Which lines contain the string "data"? Please list every one of them.

(Records from a collection)
--------
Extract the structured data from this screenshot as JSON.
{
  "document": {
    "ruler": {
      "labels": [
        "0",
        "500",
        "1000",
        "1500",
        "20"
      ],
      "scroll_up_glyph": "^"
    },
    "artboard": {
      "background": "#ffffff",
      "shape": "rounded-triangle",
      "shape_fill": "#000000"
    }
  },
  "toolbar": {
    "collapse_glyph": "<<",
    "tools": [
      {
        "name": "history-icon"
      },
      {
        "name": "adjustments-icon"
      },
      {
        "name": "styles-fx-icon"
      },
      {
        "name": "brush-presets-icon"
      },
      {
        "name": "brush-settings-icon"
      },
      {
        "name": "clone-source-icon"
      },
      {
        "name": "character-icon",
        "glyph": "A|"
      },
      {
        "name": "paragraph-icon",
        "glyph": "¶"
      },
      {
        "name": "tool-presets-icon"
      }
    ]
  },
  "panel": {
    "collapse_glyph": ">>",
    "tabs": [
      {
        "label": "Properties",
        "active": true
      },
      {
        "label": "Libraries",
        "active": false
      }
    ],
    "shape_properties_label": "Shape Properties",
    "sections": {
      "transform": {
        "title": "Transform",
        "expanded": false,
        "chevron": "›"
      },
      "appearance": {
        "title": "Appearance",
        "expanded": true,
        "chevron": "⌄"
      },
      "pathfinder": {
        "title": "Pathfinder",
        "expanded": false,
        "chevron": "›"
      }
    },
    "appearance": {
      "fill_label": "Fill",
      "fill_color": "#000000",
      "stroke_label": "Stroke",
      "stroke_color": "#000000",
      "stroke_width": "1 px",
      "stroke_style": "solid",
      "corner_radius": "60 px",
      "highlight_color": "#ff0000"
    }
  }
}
--------
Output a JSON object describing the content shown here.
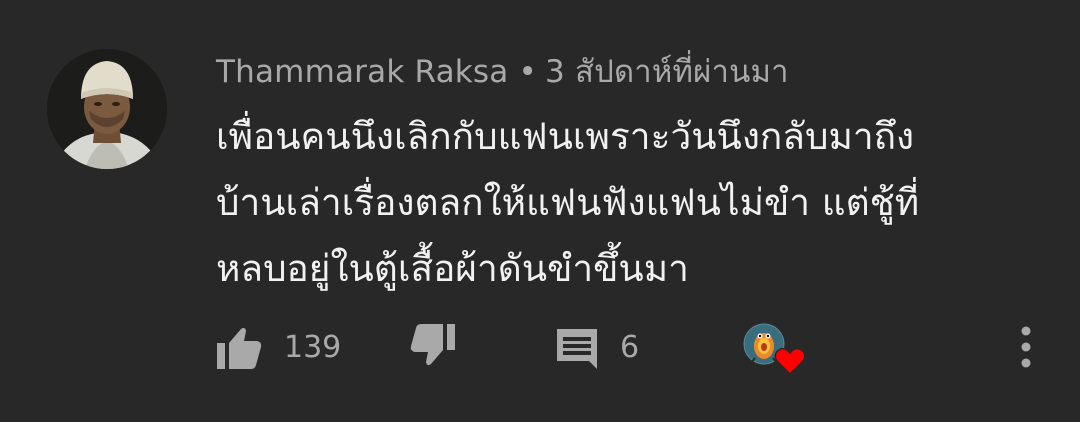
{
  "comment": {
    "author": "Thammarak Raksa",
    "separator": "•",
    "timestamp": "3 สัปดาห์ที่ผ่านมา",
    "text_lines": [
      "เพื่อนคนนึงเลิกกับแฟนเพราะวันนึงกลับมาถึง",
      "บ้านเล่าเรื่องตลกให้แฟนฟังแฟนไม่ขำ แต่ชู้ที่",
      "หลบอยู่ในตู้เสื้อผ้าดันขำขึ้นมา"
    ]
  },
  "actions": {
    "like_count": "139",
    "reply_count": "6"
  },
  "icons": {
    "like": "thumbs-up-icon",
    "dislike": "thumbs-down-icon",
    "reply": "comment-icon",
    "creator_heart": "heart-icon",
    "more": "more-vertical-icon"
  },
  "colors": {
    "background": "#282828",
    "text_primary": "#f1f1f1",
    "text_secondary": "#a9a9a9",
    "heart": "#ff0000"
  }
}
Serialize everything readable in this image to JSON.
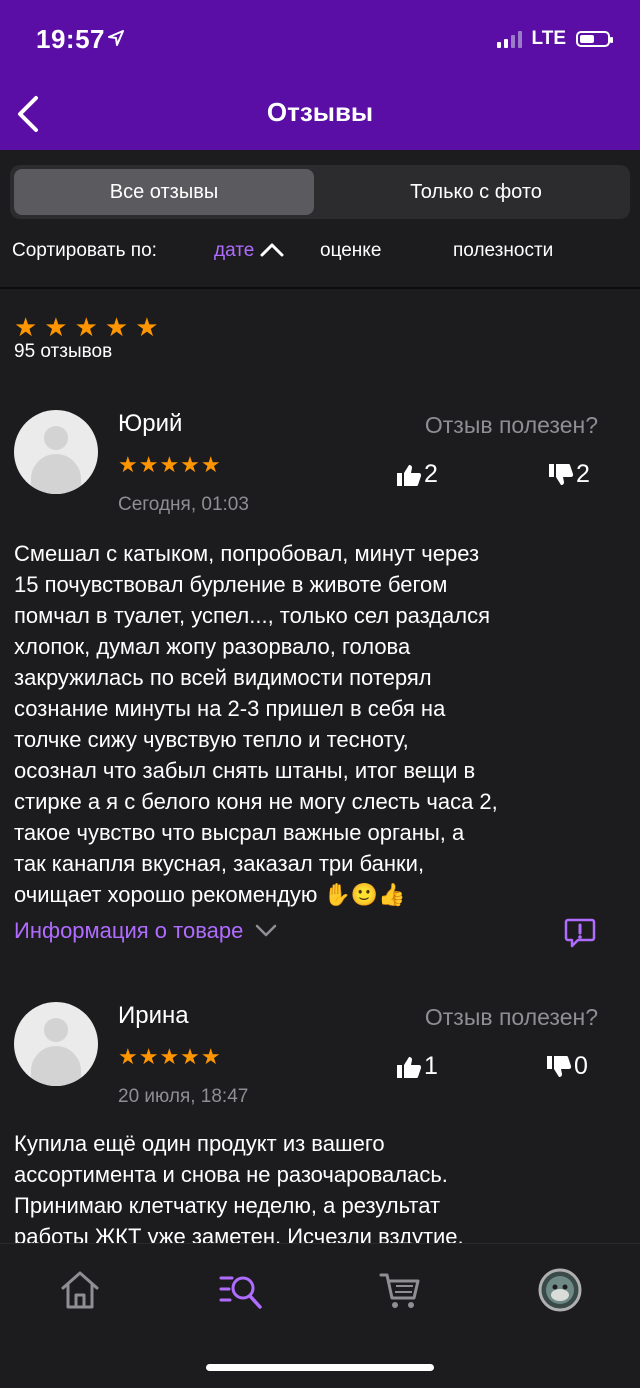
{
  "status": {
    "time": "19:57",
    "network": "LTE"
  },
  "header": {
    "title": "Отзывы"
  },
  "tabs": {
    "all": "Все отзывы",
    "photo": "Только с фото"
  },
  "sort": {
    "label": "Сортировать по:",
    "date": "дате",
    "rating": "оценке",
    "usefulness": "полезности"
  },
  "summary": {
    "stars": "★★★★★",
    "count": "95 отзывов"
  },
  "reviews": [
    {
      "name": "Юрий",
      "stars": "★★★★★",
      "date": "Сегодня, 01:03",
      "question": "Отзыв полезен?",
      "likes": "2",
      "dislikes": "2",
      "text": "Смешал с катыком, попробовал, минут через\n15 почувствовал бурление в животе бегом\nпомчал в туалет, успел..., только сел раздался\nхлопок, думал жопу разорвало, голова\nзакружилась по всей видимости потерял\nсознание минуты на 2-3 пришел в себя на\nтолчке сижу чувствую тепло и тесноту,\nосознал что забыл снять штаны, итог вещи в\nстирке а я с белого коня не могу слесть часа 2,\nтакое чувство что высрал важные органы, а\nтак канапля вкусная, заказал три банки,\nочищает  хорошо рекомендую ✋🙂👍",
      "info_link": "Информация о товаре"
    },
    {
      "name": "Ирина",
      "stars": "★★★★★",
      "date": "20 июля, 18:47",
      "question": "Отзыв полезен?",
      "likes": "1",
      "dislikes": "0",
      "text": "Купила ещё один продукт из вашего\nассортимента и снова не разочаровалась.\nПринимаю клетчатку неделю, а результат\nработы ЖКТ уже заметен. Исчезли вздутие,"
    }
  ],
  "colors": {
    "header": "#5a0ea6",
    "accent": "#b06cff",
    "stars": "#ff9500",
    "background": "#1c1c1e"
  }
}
--------
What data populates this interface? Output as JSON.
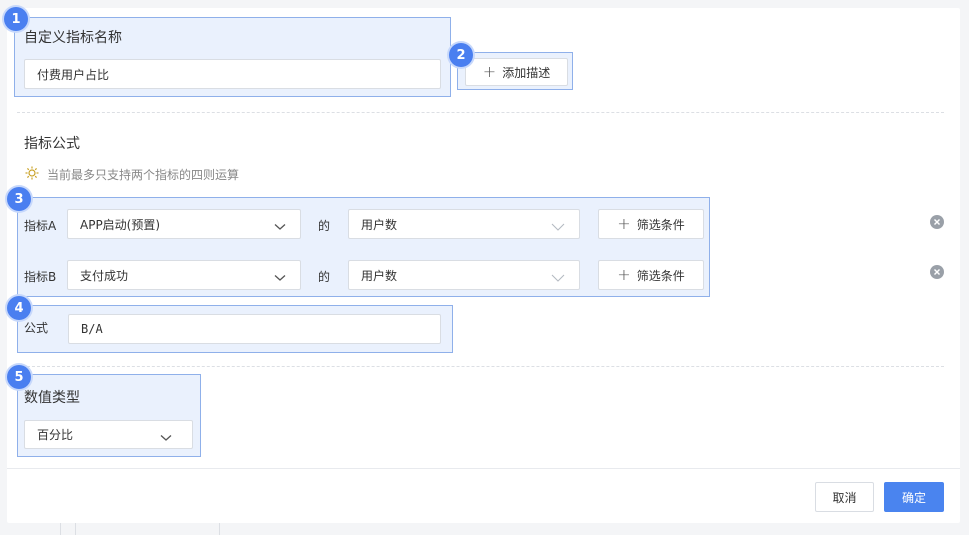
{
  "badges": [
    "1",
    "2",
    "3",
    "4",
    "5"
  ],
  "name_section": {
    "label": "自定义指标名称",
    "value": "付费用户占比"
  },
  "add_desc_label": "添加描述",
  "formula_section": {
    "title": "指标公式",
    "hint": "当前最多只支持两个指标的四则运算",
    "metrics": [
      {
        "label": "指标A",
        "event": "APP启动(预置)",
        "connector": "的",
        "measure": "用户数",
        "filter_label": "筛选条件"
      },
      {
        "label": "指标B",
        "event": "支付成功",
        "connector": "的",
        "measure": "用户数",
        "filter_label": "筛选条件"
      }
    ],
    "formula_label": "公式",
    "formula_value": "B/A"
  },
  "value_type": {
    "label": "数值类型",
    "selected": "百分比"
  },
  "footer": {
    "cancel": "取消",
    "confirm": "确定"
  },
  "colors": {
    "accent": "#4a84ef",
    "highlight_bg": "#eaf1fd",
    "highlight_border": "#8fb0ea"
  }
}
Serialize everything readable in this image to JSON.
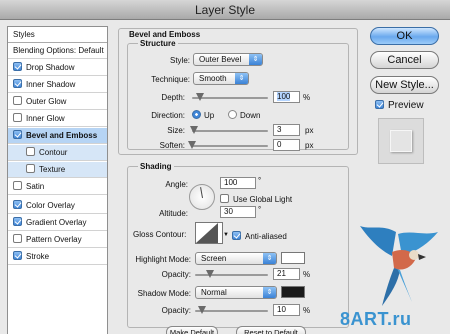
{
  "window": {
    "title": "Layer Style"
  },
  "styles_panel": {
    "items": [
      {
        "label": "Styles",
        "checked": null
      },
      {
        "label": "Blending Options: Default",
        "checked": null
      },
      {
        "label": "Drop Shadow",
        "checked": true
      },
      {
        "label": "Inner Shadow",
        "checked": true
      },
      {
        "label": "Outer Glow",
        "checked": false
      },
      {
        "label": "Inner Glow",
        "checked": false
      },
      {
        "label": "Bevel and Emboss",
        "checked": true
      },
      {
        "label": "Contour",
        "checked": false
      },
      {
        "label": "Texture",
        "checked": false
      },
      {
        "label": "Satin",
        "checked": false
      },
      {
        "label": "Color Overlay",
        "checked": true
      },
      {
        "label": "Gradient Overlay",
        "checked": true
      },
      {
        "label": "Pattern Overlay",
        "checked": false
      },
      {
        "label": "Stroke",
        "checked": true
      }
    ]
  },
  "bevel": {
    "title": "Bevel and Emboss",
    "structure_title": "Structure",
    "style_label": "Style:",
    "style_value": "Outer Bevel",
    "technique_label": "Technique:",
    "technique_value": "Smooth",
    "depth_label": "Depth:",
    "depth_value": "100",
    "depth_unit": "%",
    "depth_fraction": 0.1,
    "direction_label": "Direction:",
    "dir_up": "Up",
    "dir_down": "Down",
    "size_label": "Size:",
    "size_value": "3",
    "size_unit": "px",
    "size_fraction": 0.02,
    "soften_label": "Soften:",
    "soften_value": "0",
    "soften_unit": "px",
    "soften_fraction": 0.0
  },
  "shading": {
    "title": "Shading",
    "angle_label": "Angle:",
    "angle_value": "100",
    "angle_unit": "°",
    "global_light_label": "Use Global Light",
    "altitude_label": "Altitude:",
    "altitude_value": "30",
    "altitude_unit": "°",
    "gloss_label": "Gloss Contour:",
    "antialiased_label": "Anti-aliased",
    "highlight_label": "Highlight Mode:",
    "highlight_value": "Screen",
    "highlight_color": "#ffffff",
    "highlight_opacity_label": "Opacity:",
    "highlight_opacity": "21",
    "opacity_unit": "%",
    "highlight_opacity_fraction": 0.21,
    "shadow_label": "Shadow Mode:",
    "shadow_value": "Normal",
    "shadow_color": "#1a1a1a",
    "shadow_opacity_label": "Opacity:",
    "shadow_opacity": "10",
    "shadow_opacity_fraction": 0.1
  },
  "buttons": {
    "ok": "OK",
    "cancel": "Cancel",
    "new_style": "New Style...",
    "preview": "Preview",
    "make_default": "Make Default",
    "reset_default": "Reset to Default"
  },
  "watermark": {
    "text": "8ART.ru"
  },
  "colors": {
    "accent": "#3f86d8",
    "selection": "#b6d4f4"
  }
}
--------
- _RESPONSE BELOW_:
Extract the structured data from this screenshot as JSON.
What data populates this interface? Output as JSON.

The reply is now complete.